THE DATA
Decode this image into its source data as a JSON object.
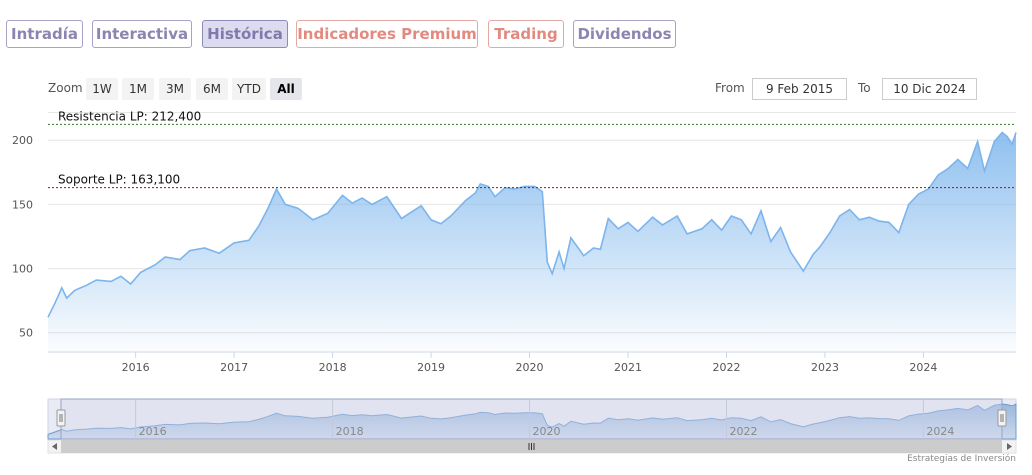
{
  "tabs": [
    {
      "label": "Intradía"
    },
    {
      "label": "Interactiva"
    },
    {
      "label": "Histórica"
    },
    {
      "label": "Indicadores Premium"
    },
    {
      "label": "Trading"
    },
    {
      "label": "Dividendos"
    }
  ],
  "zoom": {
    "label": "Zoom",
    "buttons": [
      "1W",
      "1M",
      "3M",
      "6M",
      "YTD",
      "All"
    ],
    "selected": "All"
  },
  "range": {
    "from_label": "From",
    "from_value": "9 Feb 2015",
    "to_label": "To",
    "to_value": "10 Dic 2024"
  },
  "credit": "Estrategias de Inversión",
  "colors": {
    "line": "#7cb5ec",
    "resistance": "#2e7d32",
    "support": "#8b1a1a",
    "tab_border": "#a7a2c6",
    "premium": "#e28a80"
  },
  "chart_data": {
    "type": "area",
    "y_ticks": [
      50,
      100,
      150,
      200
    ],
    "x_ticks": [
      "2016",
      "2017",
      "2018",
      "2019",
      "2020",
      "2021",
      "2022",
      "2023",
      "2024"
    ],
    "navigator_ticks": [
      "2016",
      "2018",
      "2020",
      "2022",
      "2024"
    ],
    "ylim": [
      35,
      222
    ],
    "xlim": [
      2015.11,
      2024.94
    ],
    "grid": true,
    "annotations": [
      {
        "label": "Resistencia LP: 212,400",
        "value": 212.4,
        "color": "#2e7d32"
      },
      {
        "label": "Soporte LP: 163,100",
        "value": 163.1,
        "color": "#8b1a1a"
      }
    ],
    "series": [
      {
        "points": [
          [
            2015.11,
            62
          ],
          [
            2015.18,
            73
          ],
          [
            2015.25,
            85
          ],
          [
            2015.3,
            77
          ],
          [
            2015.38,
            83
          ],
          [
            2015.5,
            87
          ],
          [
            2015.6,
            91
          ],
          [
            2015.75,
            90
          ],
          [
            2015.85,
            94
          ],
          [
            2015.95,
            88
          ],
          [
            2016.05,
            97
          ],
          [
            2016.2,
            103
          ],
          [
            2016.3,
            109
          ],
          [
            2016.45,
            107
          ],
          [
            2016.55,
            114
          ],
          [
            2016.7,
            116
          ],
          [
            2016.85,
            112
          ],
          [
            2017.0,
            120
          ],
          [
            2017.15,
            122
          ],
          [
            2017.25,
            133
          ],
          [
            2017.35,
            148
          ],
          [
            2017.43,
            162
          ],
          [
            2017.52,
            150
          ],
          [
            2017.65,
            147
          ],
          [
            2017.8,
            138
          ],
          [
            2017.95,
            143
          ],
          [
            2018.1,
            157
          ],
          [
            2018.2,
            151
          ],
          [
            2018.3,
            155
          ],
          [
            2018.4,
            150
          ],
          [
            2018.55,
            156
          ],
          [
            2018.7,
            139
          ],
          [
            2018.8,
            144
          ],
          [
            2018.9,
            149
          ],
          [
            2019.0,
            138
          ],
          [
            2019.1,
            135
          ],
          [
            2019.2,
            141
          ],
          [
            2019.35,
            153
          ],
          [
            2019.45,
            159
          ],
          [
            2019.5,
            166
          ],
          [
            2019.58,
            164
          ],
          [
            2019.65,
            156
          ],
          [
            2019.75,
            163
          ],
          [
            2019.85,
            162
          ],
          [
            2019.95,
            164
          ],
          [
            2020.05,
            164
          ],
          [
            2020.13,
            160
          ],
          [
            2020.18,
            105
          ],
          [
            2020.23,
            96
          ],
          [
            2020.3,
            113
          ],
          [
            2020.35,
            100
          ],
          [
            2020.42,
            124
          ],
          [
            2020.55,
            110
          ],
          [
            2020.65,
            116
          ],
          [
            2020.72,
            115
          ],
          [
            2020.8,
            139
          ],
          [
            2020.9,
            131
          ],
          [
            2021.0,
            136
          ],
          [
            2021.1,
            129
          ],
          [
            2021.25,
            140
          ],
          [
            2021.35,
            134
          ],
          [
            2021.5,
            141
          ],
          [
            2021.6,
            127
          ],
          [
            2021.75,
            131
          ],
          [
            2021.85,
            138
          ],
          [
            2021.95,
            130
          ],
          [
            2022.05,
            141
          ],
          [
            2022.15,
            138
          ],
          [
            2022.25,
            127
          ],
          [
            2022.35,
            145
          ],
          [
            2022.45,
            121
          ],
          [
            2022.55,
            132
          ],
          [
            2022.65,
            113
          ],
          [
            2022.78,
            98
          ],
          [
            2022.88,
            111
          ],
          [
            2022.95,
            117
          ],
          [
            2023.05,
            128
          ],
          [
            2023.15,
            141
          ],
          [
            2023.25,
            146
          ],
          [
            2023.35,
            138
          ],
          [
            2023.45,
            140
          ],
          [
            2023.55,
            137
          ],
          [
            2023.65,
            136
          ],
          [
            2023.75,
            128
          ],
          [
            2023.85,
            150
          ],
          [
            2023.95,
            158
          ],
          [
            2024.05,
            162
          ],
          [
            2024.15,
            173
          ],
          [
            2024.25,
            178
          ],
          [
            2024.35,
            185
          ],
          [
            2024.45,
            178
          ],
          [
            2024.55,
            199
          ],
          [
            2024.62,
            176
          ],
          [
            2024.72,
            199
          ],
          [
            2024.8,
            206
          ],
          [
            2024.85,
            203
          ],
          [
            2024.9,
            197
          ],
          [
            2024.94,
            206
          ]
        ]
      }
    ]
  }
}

WHAT YOU ARE ASKED TO DO
Print out the material word for word, omitting the pictures.

FINISHED EXERCISE
Decode this image into its source data as a JSON object.
{
  "tabs": [
    {
      "label": "Intradía"
    },
    {
      "label": "Interactiva"
    },
    {
      "label": "Histórica"
    },
    {
      "label": "Indicadores Premium"
    },
    {
      "label": "Trading"
    },
    {
      "label": "Dividendos"
    }
  ],
  "zoom": {
    "label": "Zoom",
    "buttons": [
      "1W",
      "1M",
      "3M",
      "6M",
      "YTD",
      "All"
    ],
    "selected": "All"
  },
  "range": {
    "from_label": "From",
    "from_value": "9 Feb 2015",
    "to_label": "To",
    "to_value": "10 Dic 2024"
  },
  "credit": "Estrategias de Inversión",
  "colors": {
    "line": "#7cb5ec",
    "resistance": "#2e7d32",
    "support": "#8b1a1a",
    "tab_border": "#a7a2c6",
    "premium": "#e28a80"
  },
  "chart_data": {
    "type": "area",
    "y_ticks": [
      50,
      100,
      150,
      200
    ],
    "x_ticks": [
      "2016",
      "2017",
      "2018",
      "2019",
      "2020",
      "2021",
      "2022",
      "2023",
      "2024"
    ],
    "navigator_ticks": [
      "2016",
      "2018",
      "2020",
      "2022",
      "2024"
    ],
    "ylim": [
      35,
      222
    ],
    "xlim": [
      2015.11,
      2024.94
    ],
    "grid": true,
    "annotations": [
      {
        "label": "Resistencia LP: 212,400",
        "value": 212.4,
        "color": "#2e7d32"
      },
      {
        "label": "Soporte LP: 163,100",
        "value": 163.1,
        "color": "#8b1a1a"
      }
    ],
    "series": [
      {
        "points": [
          [
            2015.11,
            62
          ],
          [
            2015.18,
            73
          ],
          [
            2015.25,
            85
          ],
          [
            2015.3,
            77
          ],
          [
            2015.38,
            83
          ],
          [
            2015.5,
            87
          ],
          [
            2015.6,
            91
          ],
          [
            2015.75,
            90
          ],
          [
            2015.85,
            94
          ],
          [
            2015.95,
            88
          ],
          [
            2016.05,
            97
          ],
          [
            2016.2,
            103
          ],
          [
            2016.3,
            109
          ],
          [
            2016.45,
            107
          ],
          [
            2016.55,
            114
          ],
          [
            2016.7,
            116
          ],
          [
            2016.85,
            112
          ],
          [
            2017.0,
            120
          ],
          [
            2017.15,
            122
          ],
          [
            2017.25,
            133
          ],
          [
            2017.35,
            148
          ],
          [
            2017.43,
            162
          ],
          [
            2017.52,
            150
          ],
          [
            2017.65,
            147
          ],
          [
            2017.8,
            138
          ],
          [
            2017.95,
            143
          ],
          [
            2018.1,
            157
          ],
          [
            2018.2,
            151
          ],
          [
            2018.3,
            155
          ],
          [
            2018.4,
            150
          ],
          [
            2018.55,
            156
          ],
          [
            2018.7,
            139
          ],
          [
            2018.8,
            144
          ],
          [
            2018.9,
            149
          ],
          [
            2019.0,
            138
          ],
          [
            2019.1,
            135
          ],
          [
            2019.2,
            141
          ],
          [
            2019.35,
            153
          ],
          [
            2019.45,
            159
          ],
          [
            2019.5,
            166
          ],
          [
            2019.58,
            164
          ],
          [
            2019.65,
            156
          ],
          [
            2019.75,
            163
          ],
          [
            2019.85,
            162
          ],
          [
            2019.95,
            164
          ],
          [
            2020.05,
            164
          ],
          [
            2020.13,
            160
          ],
          [
            2020.18,
            105
          ],
          [
            2020.23,
            96
          ],
          [
            2020.3,
            113
          ],
          [
            2020.35,
            100
          ],
          [
            2020.42,
            124
          ],
          [
            2020.55,
            110
          ],
          [
            2020.65,
            116
          ],
          [
            2020.72,
            115
          ],
          [
            2020.8,
            139
          ],
          [
            2020.9,
            131
          ],
          [
            2021.0,
            136
          ],
          [
            2021.1,
            129
          ],
          [
            2021.25,
            140
          ],
          [
            2021.35,
            134
          ],
          [
            2021.5,
            141
          ],
          [
            2021.6,
            127
          ],
          [
            2021.75,
            131
          ],
          [
            2021.85,
            138
          ],
          [
            2021.95,
            130
          ],
          [
            2022.05,
            141
          ],
          [
            2022.15,
            138
          ],
          [
            2022.25,
            127
          ],
          [
            2022.35,
            145
          ],
          [
            2022.45,
            121
          ],
          [
            2022.55,
            132
          ],
          [
            2022.65,
            113
          ],
          [
            2022.78,
            98
          ],
          [
            2022.88,
            111
          ],
          [
            2022.95,
            117
          ],
          [
            2023.05,
            128
          ],
          [
            2023.15,
            141
          ],
          [
            2023.25,
            146
          ],
          [
            2023.35,
            138
          ],
          [
            2023.45,
            140
          ],
          [
            2023.55,
            137
          ],
          [
            2023.65,
            136
          ],
          [
            2023.75,
            128
          ],
          [
            2023.85,
            150
          ],
          [
            2023.95,
            158
          ],
          [
            2024.05,
            162
          ],
          [
            2024.15,
            173
          ],
          [
            2024.25,
            178
          ],
          [
            2024.35,
            185
          ],
          [
            2024.45,
            178
          ],
          [
            2024.55,
            199
          ],
          [
            2024.62,
            176
          ],
          [
            2024.72,
            199
          ],
          [
            2024.8,
            206
          ],
          [
            2024.85,
            203
          ],
          [
            2024.9,
            197
          ],
          [
            2024.94,
            206
          ]
        ]
      }
    ]
  }
}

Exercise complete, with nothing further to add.